+++ Supplied material +++

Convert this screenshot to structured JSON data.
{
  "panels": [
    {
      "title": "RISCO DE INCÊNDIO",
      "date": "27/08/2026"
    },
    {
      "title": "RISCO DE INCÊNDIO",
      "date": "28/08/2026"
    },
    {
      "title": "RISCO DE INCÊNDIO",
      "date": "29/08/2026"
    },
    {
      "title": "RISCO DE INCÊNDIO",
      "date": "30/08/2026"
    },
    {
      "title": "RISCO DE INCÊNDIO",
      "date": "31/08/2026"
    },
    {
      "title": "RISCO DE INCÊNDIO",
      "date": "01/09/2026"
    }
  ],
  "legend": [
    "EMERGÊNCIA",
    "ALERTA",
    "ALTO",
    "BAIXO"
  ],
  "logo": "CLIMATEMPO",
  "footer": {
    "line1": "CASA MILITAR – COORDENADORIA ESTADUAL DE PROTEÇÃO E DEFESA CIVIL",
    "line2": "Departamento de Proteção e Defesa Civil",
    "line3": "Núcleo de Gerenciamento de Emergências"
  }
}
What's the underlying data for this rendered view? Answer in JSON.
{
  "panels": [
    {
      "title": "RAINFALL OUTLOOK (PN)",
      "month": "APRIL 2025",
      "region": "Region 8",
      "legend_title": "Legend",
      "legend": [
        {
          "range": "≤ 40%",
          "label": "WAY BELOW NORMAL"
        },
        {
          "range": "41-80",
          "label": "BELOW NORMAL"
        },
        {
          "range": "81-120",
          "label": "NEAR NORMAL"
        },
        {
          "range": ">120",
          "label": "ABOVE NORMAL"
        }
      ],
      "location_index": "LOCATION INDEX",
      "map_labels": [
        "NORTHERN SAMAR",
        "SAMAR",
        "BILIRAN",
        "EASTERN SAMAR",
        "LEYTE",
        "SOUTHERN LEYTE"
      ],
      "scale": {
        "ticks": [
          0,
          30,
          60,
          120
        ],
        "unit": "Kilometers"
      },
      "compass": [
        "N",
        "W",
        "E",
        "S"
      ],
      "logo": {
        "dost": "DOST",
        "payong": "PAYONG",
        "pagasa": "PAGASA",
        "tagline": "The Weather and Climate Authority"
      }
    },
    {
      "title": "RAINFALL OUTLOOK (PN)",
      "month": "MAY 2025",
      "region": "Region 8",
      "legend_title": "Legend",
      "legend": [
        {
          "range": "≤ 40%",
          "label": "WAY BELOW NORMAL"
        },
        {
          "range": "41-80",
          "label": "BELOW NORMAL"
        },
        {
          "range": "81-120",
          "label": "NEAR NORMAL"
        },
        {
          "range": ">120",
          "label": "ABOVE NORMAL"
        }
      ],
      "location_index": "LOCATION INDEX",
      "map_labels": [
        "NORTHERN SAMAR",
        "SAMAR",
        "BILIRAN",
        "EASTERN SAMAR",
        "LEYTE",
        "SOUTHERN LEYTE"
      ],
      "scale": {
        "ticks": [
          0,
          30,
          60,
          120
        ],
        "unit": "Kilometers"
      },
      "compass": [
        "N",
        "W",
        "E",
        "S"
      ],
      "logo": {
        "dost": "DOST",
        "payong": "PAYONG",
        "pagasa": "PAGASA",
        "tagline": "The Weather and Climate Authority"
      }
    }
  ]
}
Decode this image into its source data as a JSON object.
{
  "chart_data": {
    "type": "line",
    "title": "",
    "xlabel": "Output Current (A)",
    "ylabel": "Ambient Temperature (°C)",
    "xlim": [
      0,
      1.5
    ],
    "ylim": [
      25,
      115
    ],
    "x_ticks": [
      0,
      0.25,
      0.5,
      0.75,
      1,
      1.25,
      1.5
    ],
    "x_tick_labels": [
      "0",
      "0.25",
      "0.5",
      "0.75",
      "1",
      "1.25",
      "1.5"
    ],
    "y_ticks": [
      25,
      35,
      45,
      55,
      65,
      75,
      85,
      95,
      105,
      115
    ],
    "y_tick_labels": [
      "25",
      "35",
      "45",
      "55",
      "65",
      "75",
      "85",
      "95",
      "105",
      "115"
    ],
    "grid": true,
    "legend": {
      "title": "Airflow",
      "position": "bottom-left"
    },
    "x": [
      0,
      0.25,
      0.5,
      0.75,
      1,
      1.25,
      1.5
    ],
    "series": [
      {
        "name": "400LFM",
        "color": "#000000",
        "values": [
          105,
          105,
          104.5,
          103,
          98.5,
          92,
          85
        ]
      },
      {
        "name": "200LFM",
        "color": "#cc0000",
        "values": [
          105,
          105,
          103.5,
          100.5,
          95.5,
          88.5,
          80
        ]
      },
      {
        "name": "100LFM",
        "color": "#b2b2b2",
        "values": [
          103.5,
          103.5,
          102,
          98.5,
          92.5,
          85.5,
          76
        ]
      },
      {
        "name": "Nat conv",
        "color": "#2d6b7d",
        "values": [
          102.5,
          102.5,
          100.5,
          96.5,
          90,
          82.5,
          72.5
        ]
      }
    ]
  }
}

+++

=== Set task ===
Using the listing above, locate the lines that hold "this" and copy each one.

=== Exercise response ===
Convert this screenshot to structured JSON data.
What's the underlying data for this rendered view? Answer in JSON.
Decode this image into its source data as a JSON object.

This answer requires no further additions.